Reproduce every entry below precisely. Pictures are excluded from the copy.
*-*-*
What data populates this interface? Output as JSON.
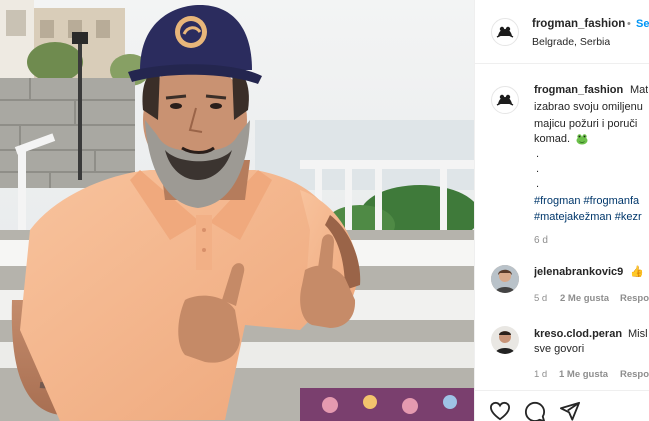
{
  "header": {
    "username": "frogman_fashion",
    "dot": "•",
    "follow": "Se",
    "location": "Belgrade, Serbia"
  },
  "caption": {
    "username": "frogman_fashion",
    "line1_end": "Mat",
    "line2": "izabrao svoju omiljenu",
    "line3": "majicu požuri i poruči",
    "line4": "komad.",
    "dot1": ".",
    "dot2": ".",
    "dot3": ".",
    "tags1": "#frogman #frogmanfa",
    "tags2": "#matejakežman #kezr",
    "time": "6 d"
  },
  "comments": [
    {
      "username": "jelenabrankovic9",
      "text": "👍",
      "time": "5 d",
      "likes": "2 Me gusta",
      "reply": "Respo"
    },
    {
      "username": "kreso.clod.peran",
      "text": "Misl",
      "text2": "sve govori",
      "time": "1 d",
      "likes": "1 Me gusta",
      "reply": "Respo"
    }
  ],
  "actions": {
    "like_icon": "heart-icon",
    "comment_icon": "comment-icon",
    "share_icon": "share-icon"
  },
  "photo": {
    "cap_logo": "FROGMAN"
  },
  "colors": {
    "shirt": "#f5b890",
    "cap": "#2b2c5e",
    "tag": "#00376b",
    "link": "#0095f6"
  }
}
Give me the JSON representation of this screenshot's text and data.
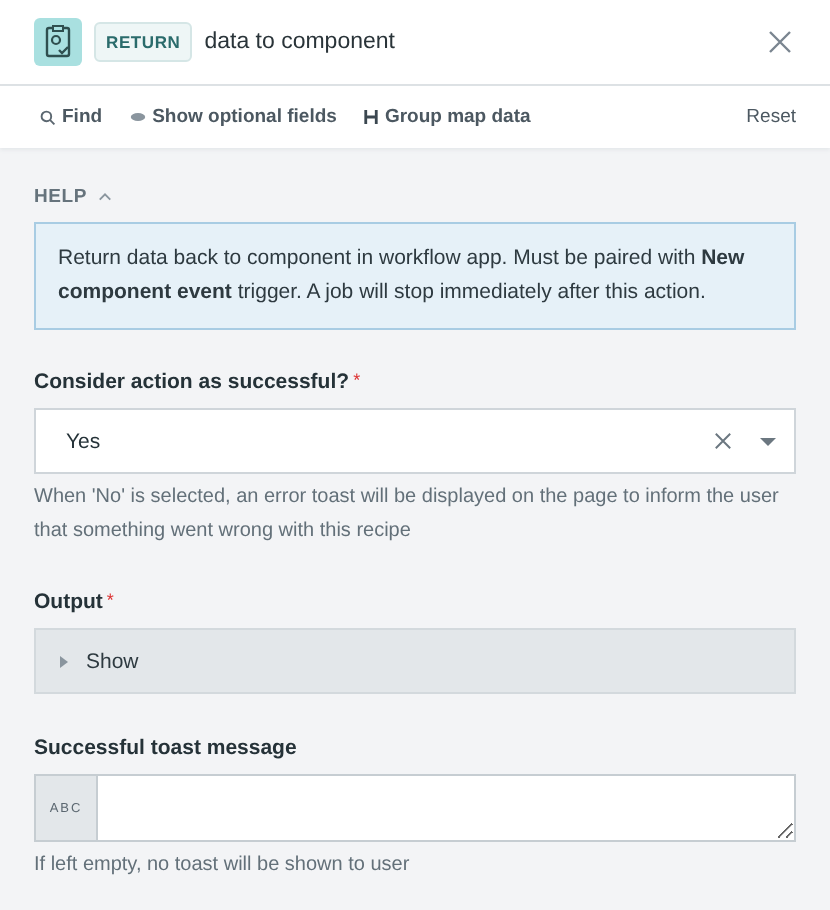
*-*-*
◆ The answer
What data populates this interface? Output as JSON.
{
  "header": {
    "username": "frogman_fashion",
    "dot": "•",
    "follow": "Se",
    "location": "Belgrade, Serbia"
  },
  "caption": {
    "username": "frogman_fashion",
    "line1_end": "Mat",
    "line2": "izabrao svoju omiljenu",
    "line3": "majicu požuri i poruči",
    "line4": "komad.",
    "dot1": ".",
    "dot2": ".",
    "dot3": ".",
    "tags1": "#frogman #frogmanfa",
    "tags2": "#matejakežman #kezr",
    "time": "6 d"
  },
  "comments": [
    {
      "username": "jelenabrankovic9",
      "text": "👍",
      "time": "5 d",
      "likes": "2 Me gusta",
      "reply": "Respo"
    },
    {
      "username": "kreso.clod.peran",
      "text": "Misl",
      "text2": "sve govori",
      "time": "1 d",
      "likes": "1 Me gusta",
      "reply": "Respo"
    }
  ],
  "actions": {
    "like_icon": "heart-icon",
    "comment_icon": "comment-icon",
    "share_icon": "share-icon"
  },
  "photo": {
    "cap_logo": "FROGMAN"
  },
  "colors": {
    "shirt": "#f5b890",
    "cap": "#2b2c5e",
    "tag": "#00376b",
    "link": "#0095f6"
  }
}
Give me the JSON representation of this screenshot's text and data.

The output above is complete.